> **Objective**: Look through the entries below and report how many lines hold the string "Automations". Only the number is wanted.

> **Data**:

○ ○ ○

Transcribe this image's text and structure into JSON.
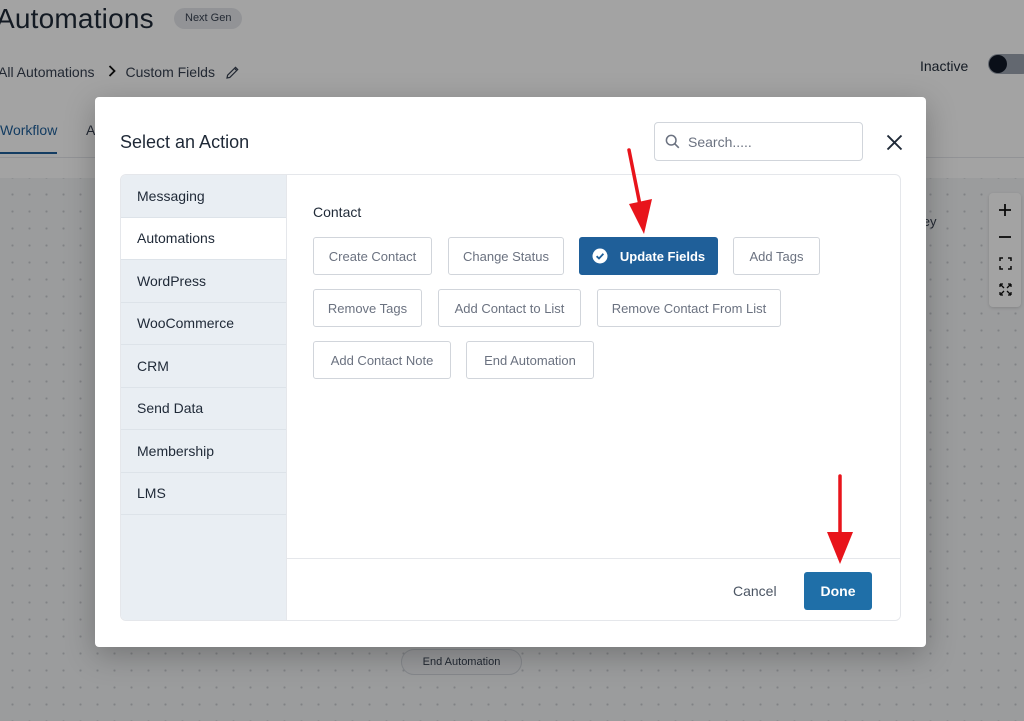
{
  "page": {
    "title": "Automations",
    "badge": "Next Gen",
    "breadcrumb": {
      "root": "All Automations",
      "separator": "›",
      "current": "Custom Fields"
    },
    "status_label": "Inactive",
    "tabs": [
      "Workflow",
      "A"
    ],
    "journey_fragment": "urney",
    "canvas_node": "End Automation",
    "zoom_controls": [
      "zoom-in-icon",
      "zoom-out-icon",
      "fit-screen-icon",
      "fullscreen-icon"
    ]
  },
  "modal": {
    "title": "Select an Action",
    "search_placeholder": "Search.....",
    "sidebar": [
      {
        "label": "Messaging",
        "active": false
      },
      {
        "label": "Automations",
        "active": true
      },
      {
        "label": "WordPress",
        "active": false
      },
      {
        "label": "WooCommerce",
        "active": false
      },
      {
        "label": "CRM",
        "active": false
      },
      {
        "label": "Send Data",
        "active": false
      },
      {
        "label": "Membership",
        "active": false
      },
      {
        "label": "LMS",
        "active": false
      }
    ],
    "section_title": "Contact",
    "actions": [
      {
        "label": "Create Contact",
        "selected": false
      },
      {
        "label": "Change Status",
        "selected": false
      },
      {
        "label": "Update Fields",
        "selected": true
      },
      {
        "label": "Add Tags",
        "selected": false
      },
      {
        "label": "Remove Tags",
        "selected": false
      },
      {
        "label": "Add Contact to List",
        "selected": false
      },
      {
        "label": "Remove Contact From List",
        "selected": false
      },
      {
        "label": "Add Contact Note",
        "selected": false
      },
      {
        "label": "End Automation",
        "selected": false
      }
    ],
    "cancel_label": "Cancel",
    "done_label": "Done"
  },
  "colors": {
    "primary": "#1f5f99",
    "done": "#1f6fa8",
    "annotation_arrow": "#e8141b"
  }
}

○ ○ ○

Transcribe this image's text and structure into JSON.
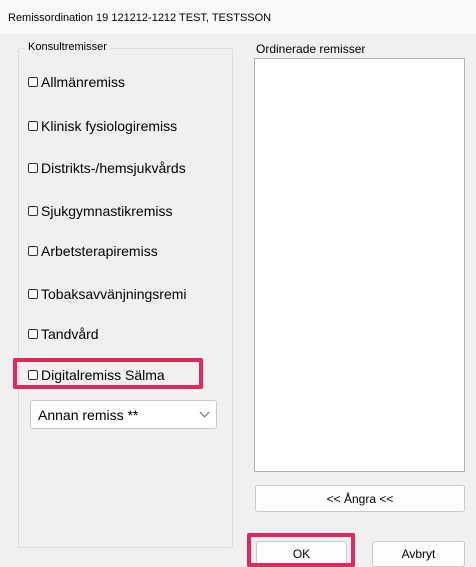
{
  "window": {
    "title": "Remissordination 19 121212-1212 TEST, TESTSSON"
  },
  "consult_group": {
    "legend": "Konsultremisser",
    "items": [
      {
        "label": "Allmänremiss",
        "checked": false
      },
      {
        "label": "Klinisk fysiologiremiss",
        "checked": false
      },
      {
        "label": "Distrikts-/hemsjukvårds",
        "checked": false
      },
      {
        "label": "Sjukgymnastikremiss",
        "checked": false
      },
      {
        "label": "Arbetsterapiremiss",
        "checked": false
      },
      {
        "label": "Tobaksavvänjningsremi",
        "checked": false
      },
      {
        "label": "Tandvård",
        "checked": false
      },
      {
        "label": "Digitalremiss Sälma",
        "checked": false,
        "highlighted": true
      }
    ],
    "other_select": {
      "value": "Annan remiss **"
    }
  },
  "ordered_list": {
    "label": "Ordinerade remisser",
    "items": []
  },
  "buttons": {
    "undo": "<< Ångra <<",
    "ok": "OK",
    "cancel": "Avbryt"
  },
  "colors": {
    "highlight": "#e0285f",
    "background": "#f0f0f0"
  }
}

○ ○ ○

> **Solution to this problem**: 3